##### RECORDS SUPPLIED #####

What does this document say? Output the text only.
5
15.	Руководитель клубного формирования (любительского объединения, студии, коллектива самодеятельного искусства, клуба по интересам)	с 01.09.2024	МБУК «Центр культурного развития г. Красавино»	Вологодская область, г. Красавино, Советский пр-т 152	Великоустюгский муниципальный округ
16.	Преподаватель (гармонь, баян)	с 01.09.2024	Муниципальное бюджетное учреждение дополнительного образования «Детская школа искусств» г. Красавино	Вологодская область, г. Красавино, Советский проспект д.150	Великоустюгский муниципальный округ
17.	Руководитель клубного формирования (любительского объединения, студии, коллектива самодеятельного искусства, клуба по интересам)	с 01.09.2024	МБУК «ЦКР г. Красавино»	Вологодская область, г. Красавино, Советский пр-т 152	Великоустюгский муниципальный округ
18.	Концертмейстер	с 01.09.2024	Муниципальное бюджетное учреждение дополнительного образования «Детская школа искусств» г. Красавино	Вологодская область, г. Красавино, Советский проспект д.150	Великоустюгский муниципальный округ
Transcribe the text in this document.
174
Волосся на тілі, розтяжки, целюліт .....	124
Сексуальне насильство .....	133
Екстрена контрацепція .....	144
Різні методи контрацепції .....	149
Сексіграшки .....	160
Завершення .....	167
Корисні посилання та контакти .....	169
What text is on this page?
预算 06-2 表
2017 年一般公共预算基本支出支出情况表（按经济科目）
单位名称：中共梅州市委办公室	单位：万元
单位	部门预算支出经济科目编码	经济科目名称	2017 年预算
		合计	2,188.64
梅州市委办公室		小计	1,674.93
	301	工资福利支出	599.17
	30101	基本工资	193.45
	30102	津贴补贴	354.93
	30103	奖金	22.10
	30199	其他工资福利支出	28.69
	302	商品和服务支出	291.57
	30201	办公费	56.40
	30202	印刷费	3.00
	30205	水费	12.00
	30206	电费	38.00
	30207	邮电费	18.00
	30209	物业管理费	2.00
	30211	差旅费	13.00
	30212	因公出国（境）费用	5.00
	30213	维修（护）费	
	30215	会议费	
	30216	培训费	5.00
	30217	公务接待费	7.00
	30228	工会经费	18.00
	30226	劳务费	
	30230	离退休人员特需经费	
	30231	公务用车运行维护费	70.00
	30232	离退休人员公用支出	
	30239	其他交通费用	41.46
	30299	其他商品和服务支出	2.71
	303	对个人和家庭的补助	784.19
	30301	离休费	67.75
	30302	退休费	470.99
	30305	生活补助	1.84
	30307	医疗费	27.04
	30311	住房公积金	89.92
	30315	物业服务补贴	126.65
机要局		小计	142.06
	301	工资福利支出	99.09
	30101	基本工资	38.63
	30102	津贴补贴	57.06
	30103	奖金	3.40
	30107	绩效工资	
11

#####

_WORK TO DO_
Reproduce only the lines between the line containing "What text is on this page?" and the last line of the records, those two lines included, exactly.

_ANSWER TO THIS TASK_
What text is on this page?
预算 06-2 表
2017 年一般公共预算基本支出支出情况表（按经济科目）
单位名称：中共梅州市委办公室	单位：万元
单位	部门预算支出经济科目编码	经济科目名称	2017 年预算
		合计	2,188.64
梅州市委办公室		小计	1,674.93
	301	工资福利支出	599.17
	30101	基本工资	193.45
	30102	津贴补贴	354.93
	30103	奖金	22.10
	30199	其他工资福利支出	28.69
	302	商品和服务支出	291.57
	30201	办公费	56.40
	30202	印刷费	3.00
	30205	水费	12.00
	30206	电费	38.00
	30207	邮电费	18.00
	30209	物业管理费	2.00
	30211	差旅费	13.00
	30212	因公出国（境）费用	5.00
	30213	维修（护）费	
	30215	会议费	
	30216	培训费	5.00
	30217	公务接待费	7.00
	30228	工会经费	18.00
	30226	劳务费	
	30230	离退休人员特需经费	
	30231	公务用车运行维护费	70.00
	30232	离退休人员公用支出	
	30239	其他交通费用	41.46
	30299	其他商品和服务支出	2.71
	303	对个人和家庭的补助	784.19
	30301	离休费	67.75
	30302	退休费	470.99
	30305	生活补助	1.84
	30307	医疗费	27.04
	30311	住房公积金	89.92
	30315	物业服务补贴	126.65
机要局		小计	142.06
	301	工资福利支出	99.09
	30101	基本工资	38.63
	30102	津贴补贴	57.06
	30103	奖金	3.40
	30107	绩效工资	
11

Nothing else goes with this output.